### WHAT TO WORK ON:
Return the full material exactly.

### GIVEN DATA:
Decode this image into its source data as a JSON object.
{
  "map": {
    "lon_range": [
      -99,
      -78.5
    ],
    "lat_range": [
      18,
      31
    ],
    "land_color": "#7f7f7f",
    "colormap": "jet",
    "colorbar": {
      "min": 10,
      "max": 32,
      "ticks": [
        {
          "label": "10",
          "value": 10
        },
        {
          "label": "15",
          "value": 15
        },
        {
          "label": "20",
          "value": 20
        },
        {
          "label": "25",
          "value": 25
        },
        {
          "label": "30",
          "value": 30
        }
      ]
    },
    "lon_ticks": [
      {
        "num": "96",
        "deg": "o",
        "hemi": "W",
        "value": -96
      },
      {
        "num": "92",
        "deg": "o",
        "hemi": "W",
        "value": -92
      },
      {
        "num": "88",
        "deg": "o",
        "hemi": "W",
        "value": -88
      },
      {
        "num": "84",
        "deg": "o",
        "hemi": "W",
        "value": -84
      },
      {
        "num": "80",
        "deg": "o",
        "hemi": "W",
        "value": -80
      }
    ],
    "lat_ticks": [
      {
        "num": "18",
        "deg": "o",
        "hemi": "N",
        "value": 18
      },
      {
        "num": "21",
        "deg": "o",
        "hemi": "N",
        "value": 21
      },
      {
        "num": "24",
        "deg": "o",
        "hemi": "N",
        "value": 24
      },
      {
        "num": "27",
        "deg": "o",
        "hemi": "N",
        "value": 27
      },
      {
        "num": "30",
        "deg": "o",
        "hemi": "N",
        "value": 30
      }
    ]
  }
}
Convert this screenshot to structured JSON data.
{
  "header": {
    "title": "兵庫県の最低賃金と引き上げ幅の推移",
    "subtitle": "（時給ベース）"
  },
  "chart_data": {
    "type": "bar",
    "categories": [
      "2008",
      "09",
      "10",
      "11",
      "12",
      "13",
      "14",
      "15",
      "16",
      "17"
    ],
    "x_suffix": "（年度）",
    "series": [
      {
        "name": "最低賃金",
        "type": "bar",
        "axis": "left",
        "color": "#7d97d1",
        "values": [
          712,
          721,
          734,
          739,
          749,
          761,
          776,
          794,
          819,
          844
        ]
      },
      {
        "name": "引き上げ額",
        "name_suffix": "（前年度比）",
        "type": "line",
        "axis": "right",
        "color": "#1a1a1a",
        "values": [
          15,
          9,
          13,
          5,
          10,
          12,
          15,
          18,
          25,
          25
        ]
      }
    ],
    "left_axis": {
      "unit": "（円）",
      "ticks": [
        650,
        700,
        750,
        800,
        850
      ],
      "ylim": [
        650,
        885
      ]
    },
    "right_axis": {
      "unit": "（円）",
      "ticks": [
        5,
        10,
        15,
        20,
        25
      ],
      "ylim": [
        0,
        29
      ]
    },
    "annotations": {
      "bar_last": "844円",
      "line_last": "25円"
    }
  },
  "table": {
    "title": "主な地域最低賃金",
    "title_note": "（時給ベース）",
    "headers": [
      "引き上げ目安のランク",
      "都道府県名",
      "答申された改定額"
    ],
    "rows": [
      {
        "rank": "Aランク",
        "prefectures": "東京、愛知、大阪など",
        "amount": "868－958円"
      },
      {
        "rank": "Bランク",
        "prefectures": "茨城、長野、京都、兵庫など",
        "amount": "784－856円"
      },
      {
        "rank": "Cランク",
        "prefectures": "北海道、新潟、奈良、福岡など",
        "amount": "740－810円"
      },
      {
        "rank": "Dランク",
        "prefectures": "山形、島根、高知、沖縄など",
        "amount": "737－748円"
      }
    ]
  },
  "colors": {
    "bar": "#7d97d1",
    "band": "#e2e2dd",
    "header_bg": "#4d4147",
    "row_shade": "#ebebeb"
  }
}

### ANSWER TO THE PROBLEM:
Decode this image into its source data as a JSON object.
{
  "map": {
    "lon_range": [
      -99,
      -78.5
    ],
    "lat_range": [
      18,
      31
    ],
    "land_color": "#7f7f7f",
    "colormap": "jet",
    "colorbar": {
      "min": 10,
      "max": 32,
      "ticks": [
        {
          "label": "10",
          "value": 10
        },
        {
          "label": "15",
          "value": 15
        },
        {
          "label": "20",
          "value": 20
        },
        {
          "label": "25",
          "value": 25
        },
        {
          "label": "30",
          "value": 30
        }
      ]
    },
    "lon_ticks": [
      {
        "num": "96",
        "deg": "o",
        "hemi": "W",
        "value": -96
      },
      {
        "num": "92",
        "deg": "o",
        "hemi": "W",
        "value": -92
      },
      {
        "num": "88",
        "deg": "o",
        "hemi": "W",
        "value": -88
      },
      {
        "num": "84",
        "deg": "o",
        "hemi": "W",
        "value": -84
      },
      {
        "num": "80",
        "deg": "o",
        "hemi": "W",
        "value": -80
      }
    ],
    "lat_ticks": [
      {
        "num": "18",
        "deg": "o",
        "hemi": "N",
        "value": 18
      },
      {
        "num": "21",
        "deg": "o",
        "hemi": "N",
        "value": 21
      },
      {
        "num": "24",
        "deg": "o",
        "hemi": "N",
        "value": 24
      },
      {
        "num": "27",
        "deg": "o",
        "hemi": "N",
        "value": 27
      },
      {
        "num": "30",
        "deg": "o",
        "hemi": "N",
        "value": 30
      }
    ]
  }
}
Convert this screenshot to structured JSON data.
{
  "header": {
    "title": "兵庫県の最低賃金と引き上げ幅の推移",
    "subtitle": "（時給ベース）"
  },
  "chart_data": {
    "type": "bar",
    "categories": [
      "2008",
      "09",
      "10",
      "11",
      "12",
      "13",
      "14",
      "15",
      "16",
      "17"
    ],
    "x_suffix": "（年度）",
    "series": [
      {
        "name": "最低賃金",
        "type": "bar",
        "axis": "left",
        "color": "#7d97d1",
        "values": [
          712,
          721,
          734,
          739,
          749,
          761,
          776,
          794,
          819,
          844
        ]
      },
      {
        "name": "引き上げ額",
        "name_suffix": "（前年度比）",
        "type": "line",
        "axis": "right",
        "color": "#1a1a1a",
        "values": [
          15,
          9,
          13,
          5,
          10,
          12,
          15,
          18,
          25,
          25
        ]
      }
    ],
    "left_axis": {
      "unit": "（円）",
      "ticks": [
        650,
        700,
        750,
        800,
        850
      ],
      "ylim": [
        650,
        885
      ]
    },
    "right_axis": {
      "unit": "（円）",
      "ticks": [
        5,
        10,
        15,
        20,
        25
      ],
      "ylim": [
        0,
        29
      ]
    },
    "annotations": {
      "bar_last": "844円",
      "line_last": "25円"
    }
  },
  "table": {
    "title": "主な地域最低賃金",
    "title_note": "（時給ベース）",
    "headers": [
      "引き上げ目安のランク",
      "都道府県名",
      "答申された改定額"
    ],
    "rows": [
      {
        "rank": "Aランク",
        "prefectures": "東京、愛知、大阪など",
        "amount": "868－958円"
      },
      {
        "rank": "Bランク",
        "prefectures": "茨城、長野、京都、兵庫など",
        "amount": "784－856円"
      },
      {
        "rank": "Cランク",
        "prefectures": "北海道、新潟、奈良、福岡など",
        "amount": "740－810円"
      },
      {
        "rank": "Dランク",
        "prefectures": "山形、島根、高知、沖縄など",
        "amount": "737－748円"
      }
    ]
  },
  "colors": {
    "bar": "#7d97d1",
    "band": "#e2e2dd",
    "header_bg": "#4d4147",
    "row_shade": "#ebebeb"
  }
}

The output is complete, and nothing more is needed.